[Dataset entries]
⁂

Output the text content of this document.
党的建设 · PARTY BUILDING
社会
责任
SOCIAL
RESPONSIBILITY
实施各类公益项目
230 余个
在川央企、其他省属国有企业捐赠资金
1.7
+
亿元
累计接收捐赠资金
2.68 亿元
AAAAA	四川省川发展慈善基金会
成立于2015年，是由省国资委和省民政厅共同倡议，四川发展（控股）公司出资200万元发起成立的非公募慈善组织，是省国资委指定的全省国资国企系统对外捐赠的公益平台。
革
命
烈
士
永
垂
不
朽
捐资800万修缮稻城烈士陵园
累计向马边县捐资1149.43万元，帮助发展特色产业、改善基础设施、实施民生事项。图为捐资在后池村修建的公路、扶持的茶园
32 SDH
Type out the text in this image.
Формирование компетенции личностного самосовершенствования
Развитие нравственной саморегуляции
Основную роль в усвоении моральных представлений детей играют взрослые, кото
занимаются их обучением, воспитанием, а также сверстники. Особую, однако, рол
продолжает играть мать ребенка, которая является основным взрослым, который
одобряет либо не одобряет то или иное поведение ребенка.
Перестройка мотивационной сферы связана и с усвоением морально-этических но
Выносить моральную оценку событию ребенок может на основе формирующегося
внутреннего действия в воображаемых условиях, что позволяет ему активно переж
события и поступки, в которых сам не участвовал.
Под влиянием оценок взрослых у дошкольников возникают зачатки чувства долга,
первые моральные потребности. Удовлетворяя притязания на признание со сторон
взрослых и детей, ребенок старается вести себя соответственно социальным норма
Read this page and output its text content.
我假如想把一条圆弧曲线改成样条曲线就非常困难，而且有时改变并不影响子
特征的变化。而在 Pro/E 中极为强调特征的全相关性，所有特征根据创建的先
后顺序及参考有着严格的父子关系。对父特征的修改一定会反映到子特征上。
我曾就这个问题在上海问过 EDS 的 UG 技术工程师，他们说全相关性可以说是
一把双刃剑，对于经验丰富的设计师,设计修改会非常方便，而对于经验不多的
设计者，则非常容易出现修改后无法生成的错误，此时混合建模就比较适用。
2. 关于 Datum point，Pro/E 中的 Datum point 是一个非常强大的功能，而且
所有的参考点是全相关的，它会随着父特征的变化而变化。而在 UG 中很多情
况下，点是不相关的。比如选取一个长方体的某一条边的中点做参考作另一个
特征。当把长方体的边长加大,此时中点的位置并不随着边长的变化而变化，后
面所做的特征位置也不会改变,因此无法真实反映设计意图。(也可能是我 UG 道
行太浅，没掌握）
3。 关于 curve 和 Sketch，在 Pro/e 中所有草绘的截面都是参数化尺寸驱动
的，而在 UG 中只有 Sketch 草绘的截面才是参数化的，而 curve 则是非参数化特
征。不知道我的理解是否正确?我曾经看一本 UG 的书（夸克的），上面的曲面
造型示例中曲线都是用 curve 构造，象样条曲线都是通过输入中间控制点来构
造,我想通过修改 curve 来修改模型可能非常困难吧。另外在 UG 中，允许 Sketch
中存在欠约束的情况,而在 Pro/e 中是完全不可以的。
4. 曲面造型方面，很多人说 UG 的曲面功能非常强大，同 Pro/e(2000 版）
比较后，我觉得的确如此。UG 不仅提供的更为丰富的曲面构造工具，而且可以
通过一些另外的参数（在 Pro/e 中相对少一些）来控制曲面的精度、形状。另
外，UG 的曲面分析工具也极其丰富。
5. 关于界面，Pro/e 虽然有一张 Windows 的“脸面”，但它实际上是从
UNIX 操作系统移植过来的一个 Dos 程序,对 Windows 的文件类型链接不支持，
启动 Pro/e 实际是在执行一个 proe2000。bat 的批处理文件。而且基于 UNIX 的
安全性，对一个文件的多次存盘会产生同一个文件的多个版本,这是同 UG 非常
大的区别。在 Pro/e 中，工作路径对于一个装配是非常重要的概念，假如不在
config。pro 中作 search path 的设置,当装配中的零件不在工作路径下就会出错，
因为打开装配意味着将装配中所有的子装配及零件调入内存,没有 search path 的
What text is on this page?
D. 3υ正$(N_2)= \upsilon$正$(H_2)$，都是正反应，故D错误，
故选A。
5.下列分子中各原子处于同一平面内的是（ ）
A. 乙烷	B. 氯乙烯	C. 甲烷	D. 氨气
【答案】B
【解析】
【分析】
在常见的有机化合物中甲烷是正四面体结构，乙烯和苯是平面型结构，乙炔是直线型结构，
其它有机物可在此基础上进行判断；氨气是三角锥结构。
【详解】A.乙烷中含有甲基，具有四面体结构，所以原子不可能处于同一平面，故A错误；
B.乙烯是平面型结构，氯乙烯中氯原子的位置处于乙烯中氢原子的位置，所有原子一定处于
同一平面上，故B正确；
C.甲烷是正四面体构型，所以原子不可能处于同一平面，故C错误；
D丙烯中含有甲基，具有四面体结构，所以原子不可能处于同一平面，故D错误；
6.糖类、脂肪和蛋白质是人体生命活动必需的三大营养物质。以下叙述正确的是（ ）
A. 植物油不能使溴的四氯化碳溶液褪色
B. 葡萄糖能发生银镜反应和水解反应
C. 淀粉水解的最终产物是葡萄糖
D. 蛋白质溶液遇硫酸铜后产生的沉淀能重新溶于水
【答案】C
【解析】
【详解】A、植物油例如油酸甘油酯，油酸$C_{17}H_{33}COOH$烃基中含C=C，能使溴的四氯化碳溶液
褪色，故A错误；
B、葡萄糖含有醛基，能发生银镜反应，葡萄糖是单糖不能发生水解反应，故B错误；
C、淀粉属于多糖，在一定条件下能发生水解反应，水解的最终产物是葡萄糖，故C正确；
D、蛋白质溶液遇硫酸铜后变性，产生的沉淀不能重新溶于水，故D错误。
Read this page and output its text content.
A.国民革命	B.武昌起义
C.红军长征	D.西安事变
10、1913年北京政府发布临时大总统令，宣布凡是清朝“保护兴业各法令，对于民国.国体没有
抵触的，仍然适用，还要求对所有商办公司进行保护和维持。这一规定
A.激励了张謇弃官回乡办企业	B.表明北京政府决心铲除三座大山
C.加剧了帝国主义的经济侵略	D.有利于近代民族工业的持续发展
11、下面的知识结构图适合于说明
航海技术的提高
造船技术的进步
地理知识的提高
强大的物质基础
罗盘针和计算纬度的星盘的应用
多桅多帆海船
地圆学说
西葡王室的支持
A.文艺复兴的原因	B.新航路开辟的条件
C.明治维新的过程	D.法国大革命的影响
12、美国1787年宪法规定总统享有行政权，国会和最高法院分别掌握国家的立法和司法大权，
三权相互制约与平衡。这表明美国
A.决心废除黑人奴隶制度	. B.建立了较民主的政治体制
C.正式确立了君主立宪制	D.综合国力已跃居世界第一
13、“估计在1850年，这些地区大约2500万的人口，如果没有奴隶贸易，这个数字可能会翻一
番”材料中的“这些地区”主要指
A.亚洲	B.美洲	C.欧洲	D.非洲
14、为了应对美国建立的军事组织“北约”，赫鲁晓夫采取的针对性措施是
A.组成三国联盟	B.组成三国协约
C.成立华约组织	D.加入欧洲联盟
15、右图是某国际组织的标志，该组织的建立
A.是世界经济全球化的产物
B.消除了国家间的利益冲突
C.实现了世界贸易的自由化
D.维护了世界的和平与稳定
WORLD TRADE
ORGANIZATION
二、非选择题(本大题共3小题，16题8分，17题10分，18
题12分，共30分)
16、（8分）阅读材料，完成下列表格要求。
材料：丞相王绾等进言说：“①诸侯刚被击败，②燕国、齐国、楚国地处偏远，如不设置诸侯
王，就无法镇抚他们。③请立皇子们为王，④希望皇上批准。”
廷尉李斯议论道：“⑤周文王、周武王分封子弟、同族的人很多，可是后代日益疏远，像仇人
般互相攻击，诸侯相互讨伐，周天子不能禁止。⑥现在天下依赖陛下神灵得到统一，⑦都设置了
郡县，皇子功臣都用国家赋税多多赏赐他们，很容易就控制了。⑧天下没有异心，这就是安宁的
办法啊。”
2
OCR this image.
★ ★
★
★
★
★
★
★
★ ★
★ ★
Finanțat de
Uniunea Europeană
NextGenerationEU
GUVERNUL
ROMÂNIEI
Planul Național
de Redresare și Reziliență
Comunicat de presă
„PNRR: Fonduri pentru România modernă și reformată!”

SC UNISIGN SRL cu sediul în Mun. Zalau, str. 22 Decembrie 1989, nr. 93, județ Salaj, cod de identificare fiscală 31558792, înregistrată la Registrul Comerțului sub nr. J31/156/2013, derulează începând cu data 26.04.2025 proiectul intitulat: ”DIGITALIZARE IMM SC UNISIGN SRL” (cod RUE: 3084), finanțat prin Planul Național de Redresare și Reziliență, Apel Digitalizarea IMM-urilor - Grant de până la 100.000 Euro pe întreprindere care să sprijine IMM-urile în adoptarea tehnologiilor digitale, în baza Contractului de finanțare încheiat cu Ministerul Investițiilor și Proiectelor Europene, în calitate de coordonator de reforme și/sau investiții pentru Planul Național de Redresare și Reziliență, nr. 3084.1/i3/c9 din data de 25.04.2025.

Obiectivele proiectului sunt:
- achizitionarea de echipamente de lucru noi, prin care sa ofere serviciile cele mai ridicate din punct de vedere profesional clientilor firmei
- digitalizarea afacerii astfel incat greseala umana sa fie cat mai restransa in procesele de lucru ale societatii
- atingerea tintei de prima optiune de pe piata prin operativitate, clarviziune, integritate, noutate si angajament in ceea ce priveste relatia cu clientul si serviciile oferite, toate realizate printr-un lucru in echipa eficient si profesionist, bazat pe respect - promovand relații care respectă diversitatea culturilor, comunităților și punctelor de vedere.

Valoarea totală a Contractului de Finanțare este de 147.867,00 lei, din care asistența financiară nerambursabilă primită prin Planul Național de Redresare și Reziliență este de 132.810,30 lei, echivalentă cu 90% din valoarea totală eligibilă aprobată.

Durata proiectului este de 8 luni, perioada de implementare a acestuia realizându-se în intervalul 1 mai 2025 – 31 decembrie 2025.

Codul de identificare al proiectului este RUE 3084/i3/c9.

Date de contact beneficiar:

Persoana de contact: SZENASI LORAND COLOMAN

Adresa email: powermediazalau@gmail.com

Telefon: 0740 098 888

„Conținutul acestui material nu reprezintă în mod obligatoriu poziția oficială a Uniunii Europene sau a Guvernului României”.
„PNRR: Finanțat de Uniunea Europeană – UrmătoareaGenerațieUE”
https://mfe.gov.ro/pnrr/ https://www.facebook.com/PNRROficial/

⁂

◆ WRITTEN TASK: Of all the lines in the listing above, how many contain the word "search"? Answer with the number alone.

◆ RESPONSE TO THIS TASK: 2